— begin —

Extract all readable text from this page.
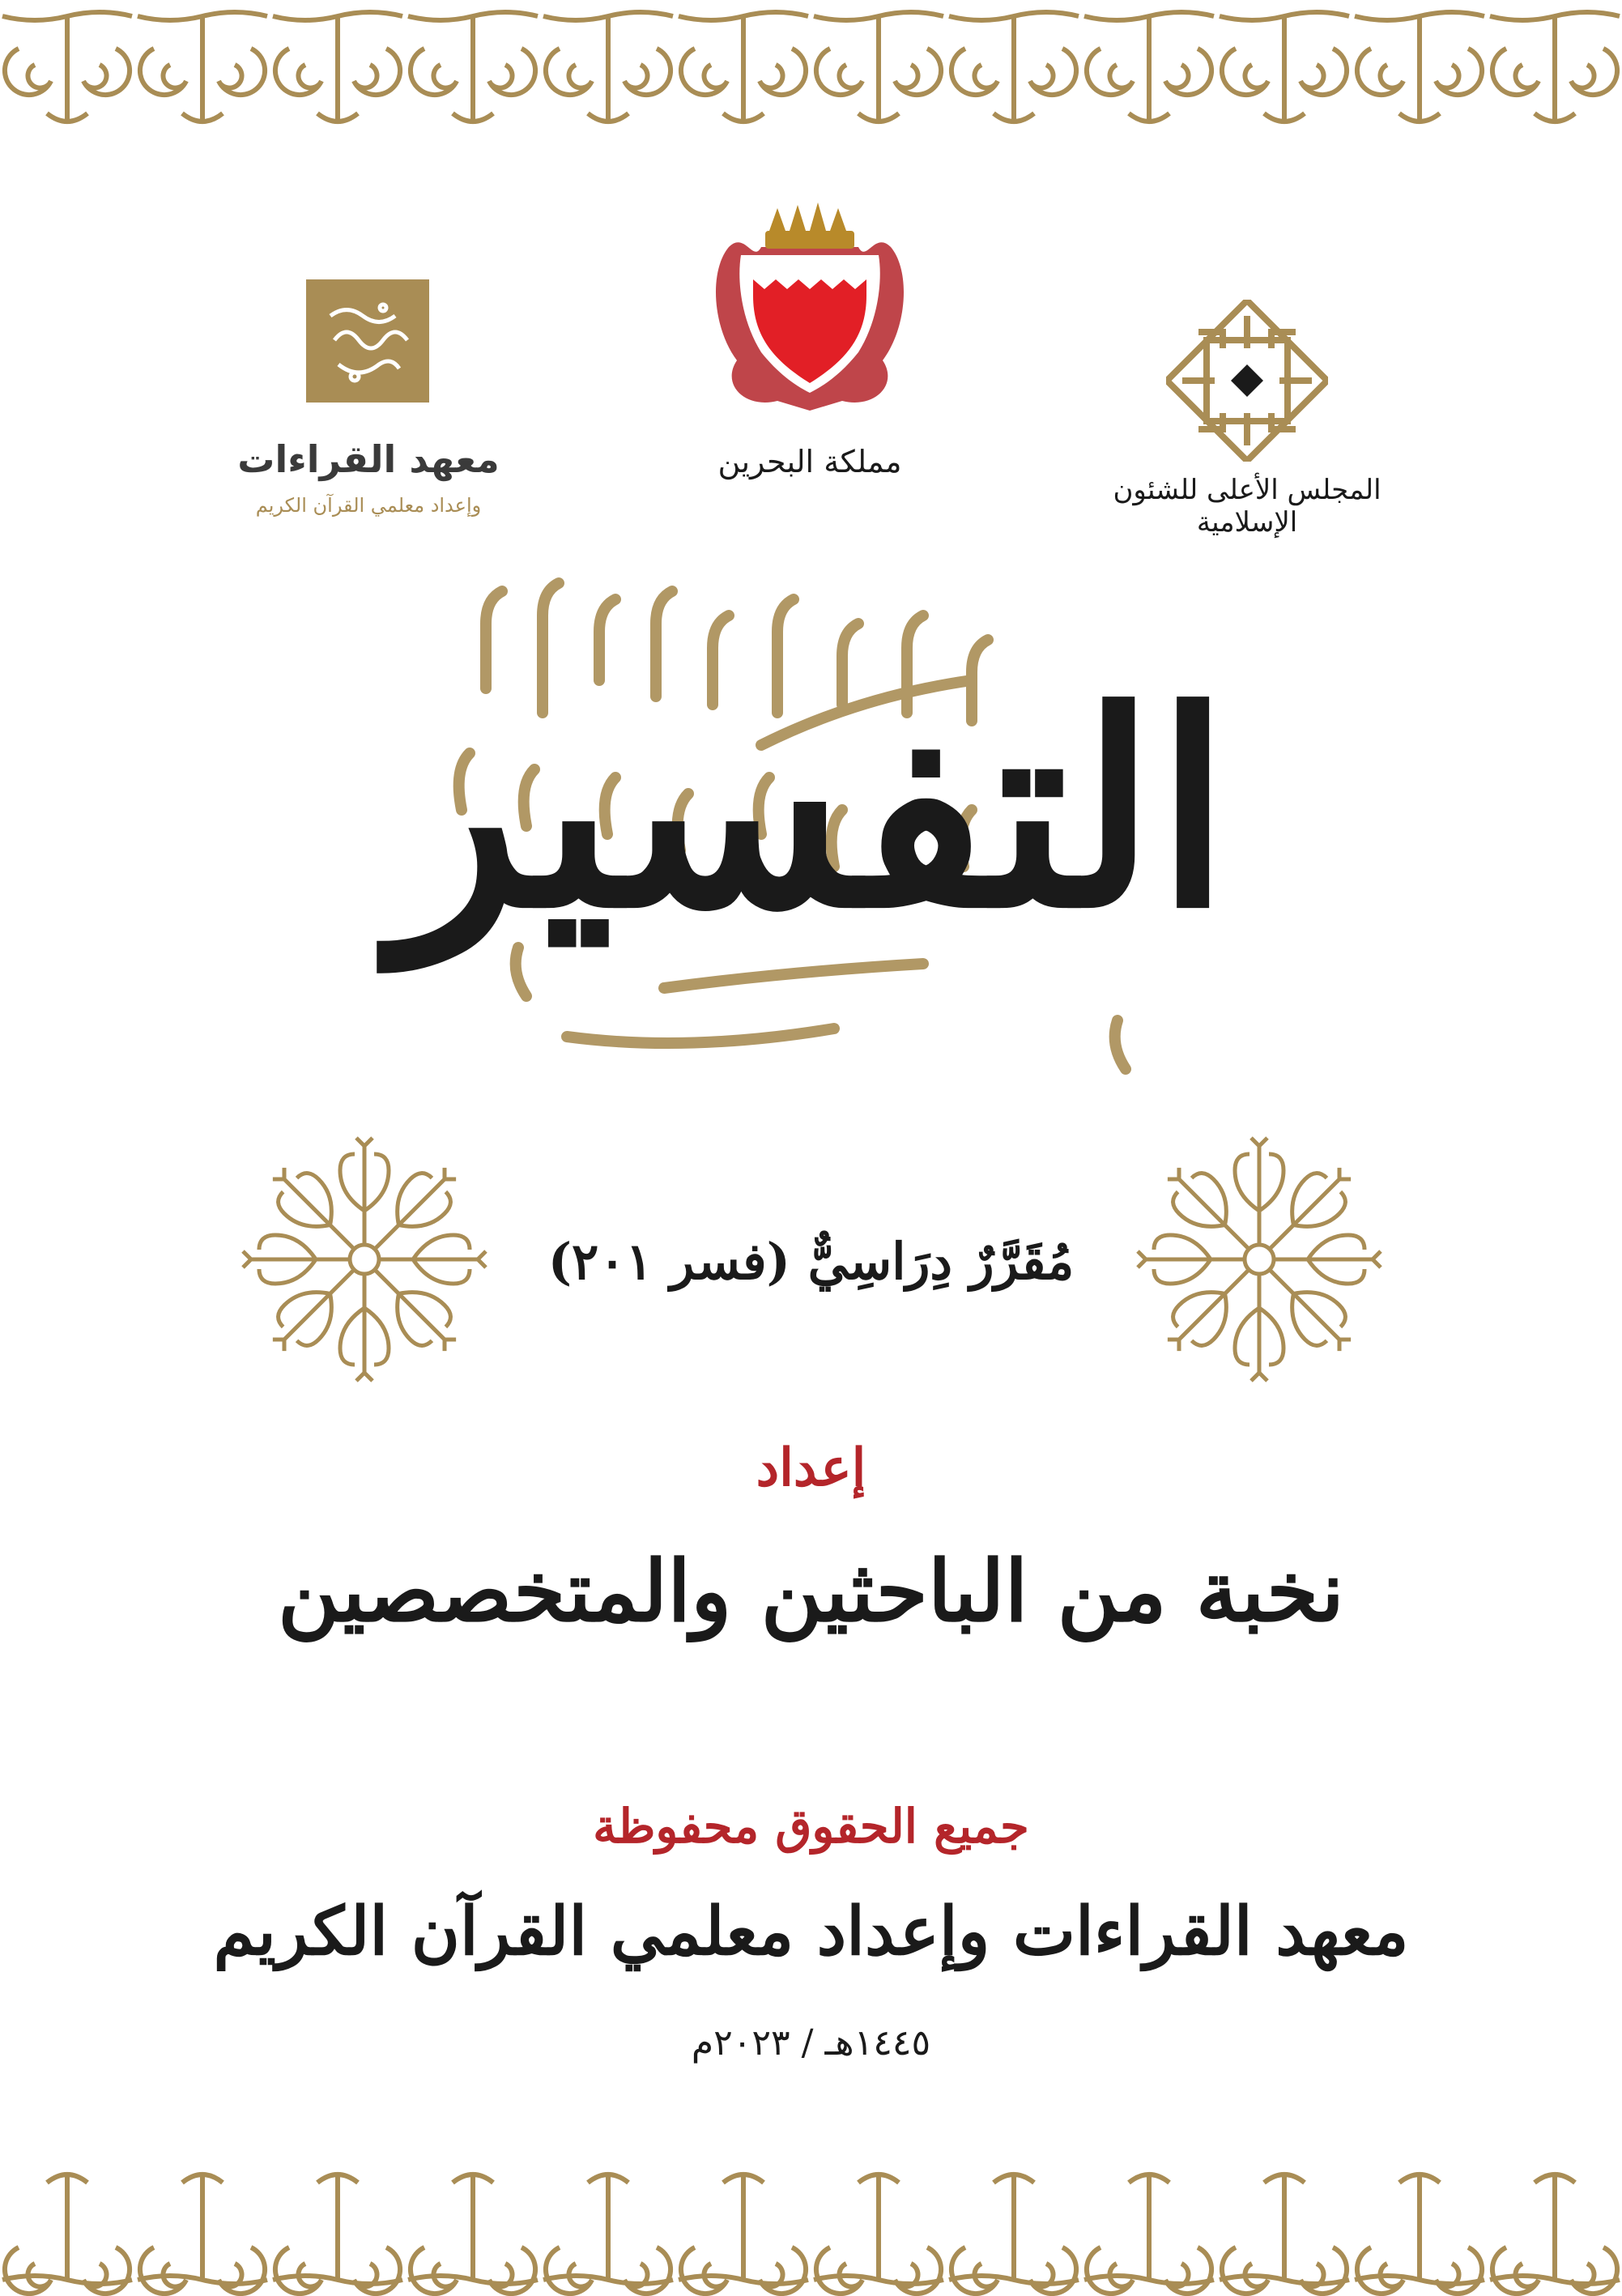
المجلس الأعلى للشئون الإسلامية
مملكة البحرين
معهد القراءات
وإعداد معلمي القرآن الكريم
التفسير
مُقَرَّرٌ دِرَاسِيٌّ (فسر ٢٠١)
إعداد
نخبة من الباحثين والمتخصصين
جميع الحقوق محفوظة
معهد القراءات وإعداد معلمي القرآن الكريم
١٤٤٥هـ / ٢٠٢٣م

— end —

* _PROBLEM TO SOLVE_
Reproduce each line exactly as it appears, omitting the pictures.

* _OUTPUT FOR THIS EXERCISE_
Extract all readable text from this page.
المجلس الأعلى للشئون الإسلامية
مملكة البحرين
معهد القراءات
وإعداد معلمي القرآن الكريم
التفسير
مُقَرَّرٌ دِرَاسِيٌّ (فسر ٢٠١)
إعداد
نخبة من الباحثين والمتخصصين
جميع الحقوق محفوظة
معهد القراءات وإعداد معلمي القرآن الكريم
١٤٤٥هـ / ٢٠٢٣م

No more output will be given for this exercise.